DIRECTIVE — Retype the lines from the first one through the line containing "link-icon[interactable]: 🔗: [1369, 445, 1405, 481]", including both, without changing a character.

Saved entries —

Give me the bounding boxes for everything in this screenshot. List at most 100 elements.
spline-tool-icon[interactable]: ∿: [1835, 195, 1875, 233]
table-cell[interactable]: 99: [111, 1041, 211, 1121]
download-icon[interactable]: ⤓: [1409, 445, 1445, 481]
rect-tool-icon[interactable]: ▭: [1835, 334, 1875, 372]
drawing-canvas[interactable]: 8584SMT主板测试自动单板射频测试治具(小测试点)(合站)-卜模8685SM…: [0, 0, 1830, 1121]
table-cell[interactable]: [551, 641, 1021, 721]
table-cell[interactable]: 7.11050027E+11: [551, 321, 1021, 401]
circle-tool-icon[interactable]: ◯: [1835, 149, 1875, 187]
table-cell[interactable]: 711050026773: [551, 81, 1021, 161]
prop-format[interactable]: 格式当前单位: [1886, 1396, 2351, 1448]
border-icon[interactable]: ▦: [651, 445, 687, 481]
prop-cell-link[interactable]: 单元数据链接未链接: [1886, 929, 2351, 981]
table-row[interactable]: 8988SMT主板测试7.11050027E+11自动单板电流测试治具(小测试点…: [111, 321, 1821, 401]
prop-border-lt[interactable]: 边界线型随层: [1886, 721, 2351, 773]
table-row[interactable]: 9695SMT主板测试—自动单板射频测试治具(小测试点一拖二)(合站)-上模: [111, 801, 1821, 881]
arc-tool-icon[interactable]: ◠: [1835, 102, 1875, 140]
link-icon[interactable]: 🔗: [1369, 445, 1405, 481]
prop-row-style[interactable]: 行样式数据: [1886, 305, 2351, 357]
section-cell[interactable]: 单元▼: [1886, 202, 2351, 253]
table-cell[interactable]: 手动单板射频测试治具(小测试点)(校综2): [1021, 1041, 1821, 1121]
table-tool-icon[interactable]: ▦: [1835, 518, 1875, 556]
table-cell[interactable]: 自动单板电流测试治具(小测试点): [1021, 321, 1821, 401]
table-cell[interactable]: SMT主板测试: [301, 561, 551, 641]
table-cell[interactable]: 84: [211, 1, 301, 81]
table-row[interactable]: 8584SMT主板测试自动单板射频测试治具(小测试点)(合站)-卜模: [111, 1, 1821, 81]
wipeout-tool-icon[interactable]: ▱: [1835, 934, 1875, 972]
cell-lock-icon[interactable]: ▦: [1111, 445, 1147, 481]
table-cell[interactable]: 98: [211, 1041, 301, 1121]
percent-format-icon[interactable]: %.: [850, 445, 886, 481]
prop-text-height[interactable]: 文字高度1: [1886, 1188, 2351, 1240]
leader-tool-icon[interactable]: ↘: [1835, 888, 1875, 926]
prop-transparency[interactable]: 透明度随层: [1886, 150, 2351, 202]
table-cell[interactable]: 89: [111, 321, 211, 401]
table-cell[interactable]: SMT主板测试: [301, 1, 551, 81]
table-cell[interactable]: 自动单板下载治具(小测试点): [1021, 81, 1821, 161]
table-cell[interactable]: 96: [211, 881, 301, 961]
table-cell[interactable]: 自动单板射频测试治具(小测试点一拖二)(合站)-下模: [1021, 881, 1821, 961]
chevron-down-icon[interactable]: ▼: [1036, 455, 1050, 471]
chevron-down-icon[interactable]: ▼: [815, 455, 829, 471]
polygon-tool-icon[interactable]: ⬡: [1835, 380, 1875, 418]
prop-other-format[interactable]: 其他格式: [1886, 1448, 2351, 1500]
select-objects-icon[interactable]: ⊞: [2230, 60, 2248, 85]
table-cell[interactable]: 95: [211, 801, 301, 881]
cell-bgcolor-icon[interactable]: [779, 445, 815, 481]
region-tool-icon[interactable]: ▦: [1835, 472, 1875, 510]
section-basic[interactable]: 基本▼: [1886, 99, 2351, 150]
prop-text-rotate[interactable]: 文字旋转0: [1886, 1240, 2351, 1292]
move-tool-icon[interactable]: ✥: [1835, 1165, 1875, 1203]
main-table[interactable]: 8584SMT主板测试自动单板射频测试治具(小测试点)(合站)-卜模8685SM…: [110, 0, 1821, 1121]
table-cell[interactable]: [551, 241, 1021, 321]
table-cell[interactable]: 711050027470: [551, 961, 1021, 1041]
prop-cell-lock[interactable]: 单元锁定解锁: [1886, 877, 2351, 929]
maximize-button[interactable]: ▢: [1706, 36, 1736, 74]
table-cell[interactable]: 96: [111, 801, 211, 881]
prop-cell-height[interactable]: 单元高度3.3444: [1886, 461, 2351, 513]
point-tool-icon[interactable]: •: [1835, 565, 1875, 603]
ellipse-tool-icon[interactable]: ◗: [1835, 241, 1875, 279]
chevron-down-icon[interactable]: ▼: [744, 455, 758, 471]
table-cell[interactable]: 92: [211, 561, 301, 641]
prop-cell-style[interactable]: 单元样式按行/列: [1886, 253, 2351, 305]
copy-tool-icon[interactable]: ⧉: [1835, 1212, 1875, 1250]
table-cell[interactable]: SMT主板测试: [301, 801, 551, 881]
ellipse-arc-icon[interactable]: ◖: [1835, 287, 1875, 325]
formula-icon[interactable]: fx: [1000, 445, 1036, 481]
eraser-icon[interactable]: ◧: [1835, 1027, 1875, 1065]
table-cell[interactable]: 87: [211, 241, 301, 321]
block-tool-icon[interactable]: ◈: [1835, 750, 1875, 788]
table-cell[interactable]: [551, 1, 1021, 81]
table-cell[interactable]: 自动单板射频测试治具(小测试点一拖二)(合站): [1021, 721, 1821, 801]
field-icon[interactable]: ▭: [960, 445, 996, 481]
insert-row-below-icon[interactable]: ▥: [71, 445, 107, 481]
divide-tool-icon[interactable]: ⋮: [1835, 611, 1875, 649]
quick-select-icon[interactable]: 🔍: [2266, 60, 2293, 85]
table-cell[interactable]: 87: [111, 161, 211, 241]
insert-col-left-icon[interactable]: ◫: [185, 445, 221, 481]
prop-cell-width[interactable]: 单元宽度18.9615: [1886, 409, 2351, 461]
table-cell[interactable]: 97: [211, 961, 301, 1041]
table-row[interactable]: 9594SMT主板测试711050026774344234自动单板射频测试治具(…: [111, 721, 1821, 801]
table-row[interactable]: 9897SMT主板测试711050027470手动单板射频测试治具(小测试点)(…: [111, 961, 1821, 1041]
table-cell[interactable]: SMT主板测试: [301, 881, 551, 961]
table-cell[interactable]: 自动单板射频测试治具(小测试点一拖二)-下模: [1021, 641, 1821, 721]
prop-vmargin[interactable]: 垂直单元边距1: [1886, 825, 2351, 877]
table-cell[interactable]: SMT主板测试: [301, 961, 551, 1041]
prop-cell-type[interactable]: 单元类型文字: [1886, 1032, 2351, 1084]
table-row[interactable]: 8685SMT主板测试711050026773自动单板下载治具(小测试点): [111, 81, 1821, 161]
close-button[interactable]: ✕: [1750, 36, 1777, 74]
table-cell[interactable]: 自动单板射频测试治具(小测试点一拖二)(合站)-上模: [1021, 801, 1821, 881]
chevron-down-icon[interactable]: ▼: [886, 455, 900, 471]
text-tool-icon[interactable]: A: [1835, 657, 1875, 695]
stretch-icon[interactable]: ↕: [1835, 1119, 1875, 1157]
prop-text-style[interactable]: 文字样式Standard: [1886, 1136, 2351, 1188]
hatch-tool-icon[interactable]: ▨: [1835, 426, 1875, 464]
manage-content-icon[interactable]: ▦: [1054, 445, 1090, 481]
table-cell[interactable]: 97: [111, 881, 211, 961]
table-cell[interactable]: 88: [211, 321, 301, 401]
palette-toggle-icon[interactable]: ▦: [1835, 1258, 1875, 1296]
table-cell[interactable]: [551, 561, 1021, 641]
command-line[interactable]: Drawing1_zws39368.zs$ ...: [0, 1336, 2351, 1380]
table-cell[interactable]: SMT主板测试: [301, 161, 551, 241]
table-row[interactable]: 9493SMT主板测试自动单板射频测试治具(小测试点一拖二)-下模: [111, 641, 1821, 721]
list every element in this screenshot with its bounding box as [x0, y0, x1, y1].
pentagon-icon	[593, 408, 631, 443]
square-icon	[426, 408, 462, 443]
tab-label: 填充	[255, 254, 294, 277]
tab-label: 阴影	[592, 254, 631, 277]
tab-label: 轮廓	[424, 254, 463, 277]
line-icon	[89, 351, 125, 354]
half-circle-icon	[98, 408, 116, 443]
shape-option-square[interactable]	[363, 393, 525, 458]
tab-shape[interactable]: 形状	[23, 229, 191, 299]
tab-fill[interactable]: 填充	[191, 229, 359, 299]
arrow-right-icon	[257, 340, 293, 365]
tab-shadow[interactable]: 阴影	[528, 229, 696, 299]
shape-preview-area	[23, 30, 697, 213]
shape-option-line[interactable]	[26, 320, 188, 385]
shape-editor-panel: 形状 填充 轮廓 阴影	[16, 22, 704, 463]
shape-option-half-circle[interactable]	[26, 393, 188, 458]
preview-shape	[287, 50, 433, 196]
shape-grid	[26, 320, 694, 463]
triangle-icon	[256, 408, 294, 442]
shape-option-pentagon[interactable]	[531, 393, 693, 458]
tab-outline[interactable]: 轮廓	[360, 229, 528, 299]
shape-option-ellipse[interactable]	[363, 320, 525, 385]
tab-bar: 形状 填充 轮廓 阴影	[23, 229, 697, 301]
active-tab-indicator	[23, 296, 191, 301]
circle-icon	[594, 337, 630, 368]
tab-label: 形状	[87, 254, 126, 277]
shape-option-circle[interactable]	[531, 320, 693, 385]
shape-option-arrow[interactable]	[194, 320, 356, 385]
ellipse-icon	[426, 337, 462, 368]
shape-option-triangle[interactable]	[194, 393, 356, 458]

SOLUTION FOR THIS PROBLEM —
Give me the bounding boxes for everything in this screenshot. List at most 100 elements.
spline-tool-icon[interactable]: ∿: [1835, 195, 1875, 233]
table-cell[interactable]: 99: [111, 1041, 211, 1121]
download-icon[interactable]: ⤓: [1409, 445, 1445, 481]
rect-tool-icon[interactable]: ▭: [1835, 334, 1875, 372]
drawing-canvas[interactable]: 8584SMT主板测试自动单板射频测试治具(小测试点)(合站)-卜模8685SM…: [0, 0, 1830, 1121]
table-cell[interactable]: [551, 641, 1021, 721]
table-cell[interactable]: 7.11050027E+11: [551, 321, 1021, 401]
circle-tool-icon[interactable]: ◯: [1835, 149, 1875, 187]
table-cell[interactable]: 711050026773: [551, 81, 1021, 161]
prop-format[interactable]: 格式当前单位: [1886, 1396, 2351, 1448]
border-icon[interactable]: ▦: [651, 445, 687, 481]
prop-cell-link[interactable]: 单元数据链接未链接: [1886, 929, 2351, 981]
table-row[interactable]: 8988SMT主板测试7.11050027E+11自动单板电流测试治具(小测试点…: [111, 321, 1821, 401]
prop-border-lt[interactable]: 边界线型随层: [1886, 721, 2351, 773]
table-row[interactable]: 9695SMT主板测试—自动单板射频测试治具(小测试点一拖二)(合站)-上模: [111, 801, 1821, 881]
arc-tool-icon[interactable]: ◠: [1835, 102, 1875, 140]
link-icon[interactable]: 🔗: [1369, 445, 1405, 481]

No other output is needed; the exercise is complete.